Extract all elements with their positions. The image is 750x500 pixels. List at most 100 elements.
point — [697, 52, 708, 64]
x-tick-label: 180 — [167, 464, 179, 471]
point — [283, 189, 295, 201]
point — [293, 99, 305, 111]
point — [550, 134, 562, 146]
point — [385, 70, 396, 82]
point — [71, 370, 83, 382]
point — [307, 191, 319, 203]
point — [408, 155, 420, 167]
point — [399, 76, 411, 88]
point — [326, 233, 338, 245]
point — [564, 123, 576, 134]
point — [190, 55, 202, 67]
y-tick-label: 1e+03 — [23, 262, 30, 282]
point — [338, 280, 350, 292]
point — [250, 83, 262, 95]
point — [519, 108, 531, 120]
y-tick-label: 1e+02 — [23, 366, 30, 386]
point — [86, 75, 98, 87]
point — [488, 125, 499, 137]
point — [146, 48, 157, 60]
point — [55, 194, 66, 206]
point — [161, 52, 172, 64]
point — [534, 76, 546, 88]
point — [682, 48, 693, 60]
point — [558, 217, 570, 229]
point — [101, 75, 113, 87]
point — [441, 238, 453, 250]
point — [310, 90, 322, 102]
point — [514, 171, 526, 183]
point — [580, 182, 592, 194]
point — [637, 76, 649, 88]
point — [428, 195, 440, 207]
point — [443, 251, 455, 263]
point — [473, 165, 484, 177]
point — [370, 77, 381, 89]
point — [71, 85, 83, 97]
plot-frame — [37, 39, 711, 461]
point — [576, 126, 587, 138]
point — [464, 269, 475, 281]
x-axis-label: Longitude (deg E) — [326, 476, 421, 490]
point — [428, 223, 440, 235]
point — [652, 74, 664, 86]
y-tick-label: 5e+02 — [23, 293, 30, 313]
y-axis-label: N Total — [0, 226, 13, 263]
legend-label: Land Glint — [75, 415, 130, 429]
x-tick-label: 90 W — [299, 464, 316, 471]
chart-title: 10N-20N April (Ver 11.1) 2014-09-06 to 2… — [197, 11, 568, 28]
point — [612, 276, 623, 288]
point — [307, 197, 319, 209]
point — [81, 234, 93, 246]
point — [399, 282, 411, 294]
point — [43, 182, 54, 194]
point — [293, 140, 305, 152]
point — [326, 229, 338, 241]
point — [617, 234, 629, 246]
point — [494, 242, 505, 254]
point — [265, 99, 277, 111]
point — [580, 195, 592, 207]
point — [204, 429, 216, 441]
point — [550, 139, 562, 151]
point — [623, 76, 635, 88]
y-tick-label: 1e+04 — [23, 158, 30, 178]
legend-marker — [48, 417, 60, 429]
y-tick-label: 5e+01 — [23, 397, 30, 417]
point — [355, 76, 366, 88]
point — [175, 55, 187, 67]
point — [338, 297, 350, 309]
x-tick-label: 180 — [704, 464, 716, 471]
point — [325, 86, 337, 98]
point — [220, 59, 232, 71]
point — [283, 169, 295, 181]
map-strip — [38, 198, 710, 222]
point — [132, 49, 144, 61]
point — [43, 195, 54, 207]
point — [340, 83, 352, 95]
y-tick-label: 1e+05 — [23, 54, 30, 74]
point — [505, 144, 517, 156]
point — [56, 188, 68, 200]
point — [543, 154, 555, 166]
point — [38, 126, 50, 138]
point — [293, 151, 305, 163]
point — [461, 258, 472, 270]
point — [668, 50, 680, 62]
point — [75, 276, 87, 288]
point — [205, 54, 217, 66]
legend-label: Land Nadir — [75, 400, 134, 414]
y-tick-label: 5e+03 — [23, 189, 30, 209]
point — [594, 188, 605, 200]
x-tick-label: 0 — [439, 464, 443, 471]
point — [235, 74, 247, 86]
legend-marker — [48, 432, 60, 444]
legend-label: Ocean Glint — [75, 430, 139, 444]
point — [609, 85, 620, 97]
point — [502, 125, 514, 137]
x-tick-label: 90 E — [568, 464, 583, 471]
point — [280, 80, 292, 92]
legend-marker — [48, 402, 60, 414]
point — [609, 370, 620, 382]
○ ○ ○ ○ ○
> _TASK REQUIREMENTS_: Copy out every line of the material above word for word, from the first line through the last.

> _WRITTEN ANSWER_:
Extract all elements with their positions. The image is 750x500 pixels. List at most 100 elements.
point — [697, 52, 708, 64]
x-tick-label: 180 — [167, 464, 179, 471]
point — [283, 189, 295, 201]
point — [293, 99, 305, 111]
point — [550, 134, 562, 146]
point — [385, 70, 396, 82]
point — [71, 370, 83, 382]
point — [307, 191, 319, 203]
point — [408, 155, 420, 167]
point — [399, 76, 411, 88]
point — [326, 233, 338, 245]
point — [564, 123, 576, 134]
point — [190, 55, 202, 67]
y-tick-label: 1e+03 — [23, 262, 30, 282]
point — [338, 280, 350, 292]
point — [250, 83, 262, 95]
point — [519, 108, 531, 120]
y-tick-label: 1e+02 — [23, 366, 30, 386]
point — [86, 75, 98, 87]
point — [488, 125, 499, 137]
point — [146, 48, 157, 60]
point — [55, 194, 66, 206]
point — [161, 52, 172, 64]
point — [534, 76, 546, 88]
point — [682, 48, 693, 60]
point — [558, 217, 570, 229]
point — [101, 75, 113, 87]
point — [441, 238, 453, 250]
point — [310, 90, 322, 102]
point — [514, 171, 526, 183]
point — [580, 182, 592, 194]
point — [637, 76, 649, 88]
point — [428, 195, 440, 207]
point — [443, 251, 455, 263]
point — [473, 165, 484, 177]
point — [370, 77, 381, 89]
point — [71, 85, 83, 97]
plot-frame — [37, 39, 711, 461]
point — [576, 126, 587, 138]
point — [464, 269, 475, 281]
x-axis-label: Longitude (deg E) — [326, 476, 421, 490]
point — [428, 223, 440, 235]
point — [652, 74, 664, 86]
y-tick-label: 5e+02 — [23, 293, 30, 313]
y-axis-label: N Total — [0, 226, 13, 263]
legend-label: Land Glint — [75, 415, 130, 429]
x-tick-label: 90 W — [299, 464, 316, 471]
chart-title: 10N-20N April (Ver 11.1) 2014-09-06 to 2… — [197, 11, 568, 28]
point — [612, 276, 623, 288]
point — [307, 197, 319, 209]
point — [81, 234, 93, 246]
point — [399, 282, 411, 294]
point — [43, 182, 54, 194]
point — [293, 140, 305, 152]
point — [326, 229, 338, 241]
point — [617, 234, 629, 246]
point — [494, 242, 505, 254]
point — [265, 99, 277, 111]
point — [580, 195, 592, 207]
point — [204, 429, 216, 441]
point — [550, 139, 562, 151]
point — [623, 76, 635, 88]
y-tick-label: 1e+04 — [23, 158, 30, 178]
legend-marker — [48, 417, 60, 429]
y-tick-label: 5e+01 — [23, 397, 30, 417]
point — [355, 76, 366, 88]
point — [175, 55, 187, 67]
point — [338, 297, 350, 309]
x-tick-label: 180 — [704, 464, 716, 471]
point — [325, 86, 337, 98]
point — [220, 59, 232, 71]
point — [283, 169, 295, 181]
map-strip — [38, 198, 710, 222]
point — [132, 49, 144, 61]
point — [43, 195, 54, 207]
point — [340, 83, 352, 95]
y-tick-label: 1e+05 — [23, 54, 30, 74]
point — [505, 144, 517, 156]
point — [56, 188, 68, 200]
point — [543, 154, 555, 166]
point — [38, 126, 50, 138]
point — [293, 151, 305, 163]
point — [461, 258, 472, 270]
point — [668, 50, 680, 62]
point — [75, 276, 87, 288]
point — [205, 54, 217, 66]
legend-label: Land Nadir — [75, 400, 134, 414]
y-tick-label: 5e+03 — [23, 189, 30, 209]
point — [594, 188, 605, 200]
x-tick-label: 0 — [439, 464, 443, 471]
point — [235, 74, 247, 86]
legend-marker — [48, 432, 60, 444]
legend-label: Ocean Glint — [75, 430, 139, 444]
point — [609, 85, 620, 97]
point — [502, 125, 514, 137]
x-tick-label: 90 E — [568, 464, 583, 471]
point — [280, 80, 292, 92]
legend-marker — [48, 402, 60, 414]
point — [609, 370, 620, 382]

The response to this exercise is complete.